Goal of the exercise
Every line of the material that follows must be printed again exactly.
___
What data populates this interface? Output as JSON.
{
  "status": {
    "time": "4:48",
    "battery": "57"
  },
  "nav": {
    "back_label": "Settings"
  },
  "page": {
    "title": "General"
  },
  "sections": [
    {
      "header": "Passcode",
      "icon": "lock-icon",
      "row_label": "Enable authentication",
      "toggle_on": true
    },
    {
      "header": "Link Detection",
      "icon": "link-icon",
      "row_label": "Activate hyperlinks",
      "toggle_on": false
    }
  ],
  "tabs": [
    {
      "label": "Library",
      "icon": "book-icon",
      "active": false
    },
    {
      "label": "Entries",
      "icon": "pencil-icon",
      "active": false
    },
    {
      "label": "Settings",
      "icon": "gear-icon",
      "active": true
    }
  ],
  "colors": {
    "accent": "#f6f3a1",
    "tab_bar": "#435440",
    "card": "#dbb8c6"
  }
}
___
Finished answer
What data populates this interface? Output as JSON.
{
  "status": {
    "time": "4:48",
    "battery": "57"
  },
  "nav": {
    "back_label": "Settings"
  },
  "page": {
    "title": "General"
  },
  "sections": [
    {
      "header": "Passcode",
      "icon": "lock-icon",
      "row_label": "Enable authentication",
      "toggle_on": true
    },
    {
      "header": "Link Detection",
      "icon": "link-icon",
      "row_label": "Activate hyperlinks",
      "toggle_on": false
    }
  ],
  "tabs": [
    {
      "label": "Library",
      "icon": "book-icon",
      "active": false
    },
    {
      "label": "Entries",
      "icon": "pencil-icon",
      "active": false
    },
    {
      "label": "Settings",
      "icon": "gear-icon",
      "active": true
    }
  ],
  "colors": {
    "accent": "#f6f3a1",
    "tab_bar": "#435440",
    "card": "#dbb8c6"
  }
}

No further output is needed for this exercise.